Omit the pictures, please, and give each record below again exactly.

Dataset items
——
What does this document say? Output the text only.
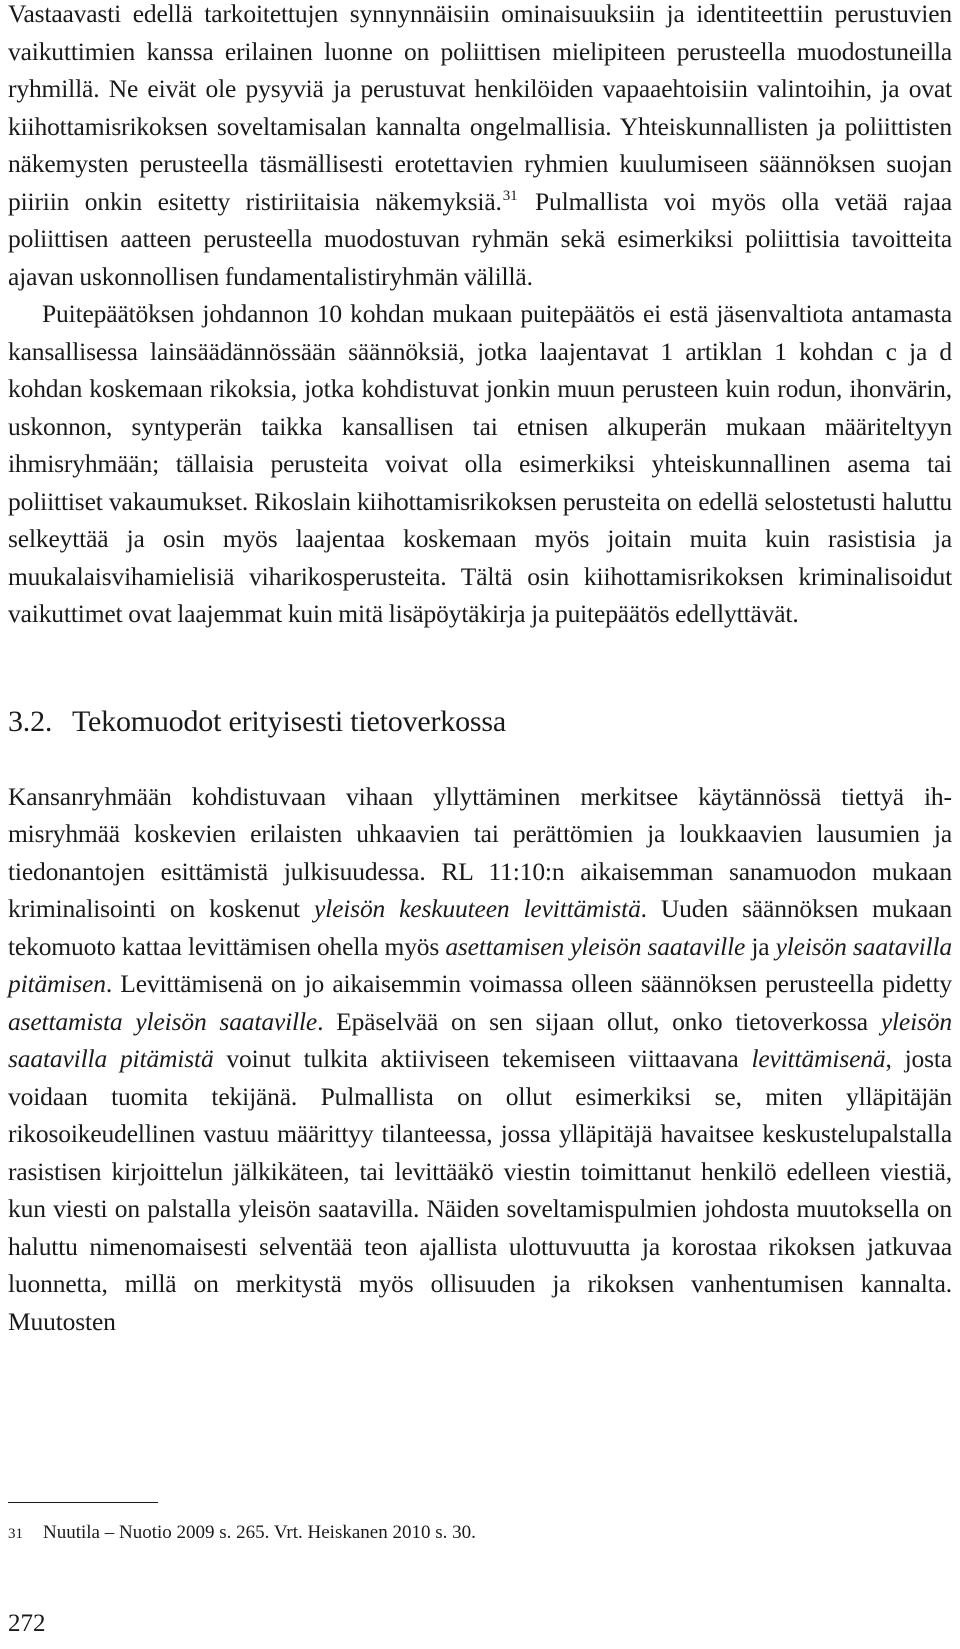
Vastaavasti edellä tarkoitettujen synnynnäisiin ominaisuuksiin ja identiteettiin perustuvien vaikuttimien kanssa erilainen luonne on poliittisen mielipiteen perusteella muodostuneilla ryhmillä. Ne eivät ole pysyviä ja perustuvat henkilöiden vapaaehtoisiin valintoihin, ja ovat kiihottamisrikoksen soveltamisalan kannalta ongelmallisia. Yhteiskunnallisten ja poliittisten näkemysten perusteella täsmällisesti erotettavien ryhmien kuulumiseen säännöksen suojan piiriin onkin esitetty ristiriitaisia näkemyksiä.$^{31}$ Pulmallista voi myös olla vetää rajaa poliittisen aatteen perusteella muodostuvan ryhmän sekä esimerkiksi poliittisia tavoitteita ajavan uskonnollisen fundamentalistiryhmän välillä.

Puitepäätöksen johdannon 10 kohdan mukaan puitepäätös ei estä jäsenvaltiota antamasta kansallisessa lainsäädännössään säännöksiä, jotka laajentavat 1 artiklan 1 kohdan c ja d kohdan koskemaan rikoksia, jotka kohdistuvat jonkin muun perusteen kuin rodun, ihonvärin, uskonnon, syntyperän taikka kansallisen tai etnisen alkuperän mukaan määriteltyyn ihmisryhmään; tällaisia perusteita voivat olla esimerkiksi yhteiskunnallinen asema tai poliittiset vakaumukset. Rikoslain kiihottamisrikoksen perusteita on edellä selostetusti haluttu selkeyttää ja osin myös laajentaa koskemaan myös joitain muita kuin rasistisia ja muukalaisvihamielisiä viharikosperusteita. Tältä osin kiihottamisrikoksen kriminalisoidut vaikuttimet ovat laajemmat kuin mitä lisäpöytäkirja ja puitepäätös edellyttävät.

3.2. Tekomuodot erityisesti tietoverkossa

Kansanryhmään kohdistuvaan vihaan yllyttäminen merkitsee käytännössä tiettyä ihmisryhmää koskevien erilaisten uhkaavien tai perättömien ja loukkaavien lausumien ja tiedonantojen esittämistä julkisuudessa. RL 11:10:n aikaisemman sanamuodon mukaan kriminalisointi on koskenut yleisön keskuuteen levittämistä. Uuden säännöksen mukaan tekomuoto kattaa levittämisen ohella myös asettamisen yleisön saataville ja yleisön saatavilla pitämisen. Levittämisenä on jo aikaisemmin voimassa olleen säännöksen perusteella pidetty asettamista yleisön saataville. Epäselvää on sen sijaan ollut, onko tietoverkossa yleisön saatavilla pitämistä voinut tulkita aktiiviseen tekemiseen viittaavana levittämisenä, josta voidaan tuomita tekijänä. Pulmallista on ollut esimerkiksi se, miten ylläpitäjän rikosoikeudellinen vastuu määrittyy tilanteessa, jossa ylläpitäjä havaitsee keskustelupalstalla rasistisen kirjoittelun jälkikäteen, tai levittääkö viestin toimittanut henkilö edelleen viestiä, kun viesti on palstalla yleisön saatavilla. Näiden soveltamispulmien johdosta muutoksella on haluttu nimenomaisesti selventää teon ajallista ulottuvuutta ja korostaa rikoksen jatkuvaa luonnetta, millä on merkitystä myös ollisuuden ja rikoksen vanhentumisen kannalta. Muutosten

31	Nuutila – Nuotio 2009 s. 265. Vrt. Heiskanen 2010 s. 30.
272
——
> [SOLUTION FOR THIS PROBLEM]:
What does this document say? Output the text only.
Vastaavasti edellä tarkoitettujen synnynnäisiin ominaisuuksiin ja identiteettiin perustuvien vaikuttimien kanssa erilainen luonne on poliittisen mielipiteen perusteella muodostuneilla ryhmillä. Ne eivät ole pysyviä ja perustuvat henkilöiden vapaaehtoisiin valintoihin, ja ovat kiihottamisrikoksen soveltamisalan kannalta ongelmallisia. Yhteiskunnallisten ja poliittisten näkemysten perusteella täsmällisesti erotettavien ryhmien kuulumiseen säännöksen suojan piiriin onkin esitetty ristiriitaisia näkemyksiä.$^{31}$ Pulmallista voi myös olla vetää rajaa poliittisen aatteen perusteella muodostuvan ryhmän sekä esimerkiksi poliittisia tavoitteita ajavan uskonnollisen fundamentalistiryhmän välillä.

Puitepäätöksen johdannon 10 kohdan mukaan puitepäätös ei estä jäsenvaltiota antamasta kansallisessa lainsäädännössään säännöksiä, jotka laajentavat 1 artiklan 1 kohdan c ja d kohdan koskemaan rikoksia, jotka kohdistuvat jonkin muun perusteen kuin rodun, ihonvärin, uskonnon, syntyperän taikka kansallisen tai etnisen alkuperän mukaan määriteltyyn ihmisryhmään; tällaisia perusteita voivat olla esimerkiksi yhteiskunnallinen asema tai poliittiset vakaumukset. Rikoslain kiihottamisrikoksen perusteita on edellä selostetusti haluttu selkeyttää ja osin myös laajentaa koskemaan myös joitain muita kuin rasistisia ja muukalaisvihamielisiä viharikosperusteita. Tältä osin kiihottamisrikoksen kriminalisoidut vaikuttimet ovat laajemmat kuin mitä lisäpöytäkirja ja puitepäätös edellyttävät.

3.2. Tekomuodot erityisesti tietoverkossa

Kansanryhmään kohdistuvaan vihaan yllyttäminen merkitsee käytännössä tiettyä ihmisryhmää koskevien erilaisten uhkaavien tai perättömien ja loukkaavien lausumien ja tiedonantojen esittämistä julkisuudessa. RL 11:10:n aikaisemman sanamuodon mukaan kriminalisointi on koskenut yleisön keskuuteen levittämistä. Uuden säännöksen mukaan tekomuoto kattaa levittämisen ohella myös asettamisen yleisön saataville ja yleisön saatavilla pitämisen. Levittämisenä on jo aikaisemmin voimassa olleen säännöksen perusteella pidetty asettamista yleisön saataville. Epäselvää on sen sijaan ollut, onko tietoverkossa yleisön saatavilla pitämistä voinut tulkita aktiiviseen tekemiseen viittaavana levittämisenä, josta voidaan tuomita tekijänä. Pulmallista on ollut esimerkiksi se, miten ylläpitäjän rikosoikeudellinen vastuu määrittyy tilanteessa, jossa ylläpitäjä havaitsee keskustelupalstalla rasistisen kirjoittelun jälkikäteen, tai levittääkö viestin toimittanut henkilö edelleen viestiä, kun viesti on palstalla yleisön saatavilla. Näiden soveltamispulmien johdosta muutoksella on haluttu nimenomaisesti selventää teon ajallista ulottuvuutta ja korostaa rikoksen jatkuvaa luonnetta, millä on merkitystä myös ollisuuden ja rikoksen vanhentumisen kannalta. Muutosten

31	Nuutila – Nuotio 2009 s. 265. Vrt. Heiskanen 2010 s. 30.
272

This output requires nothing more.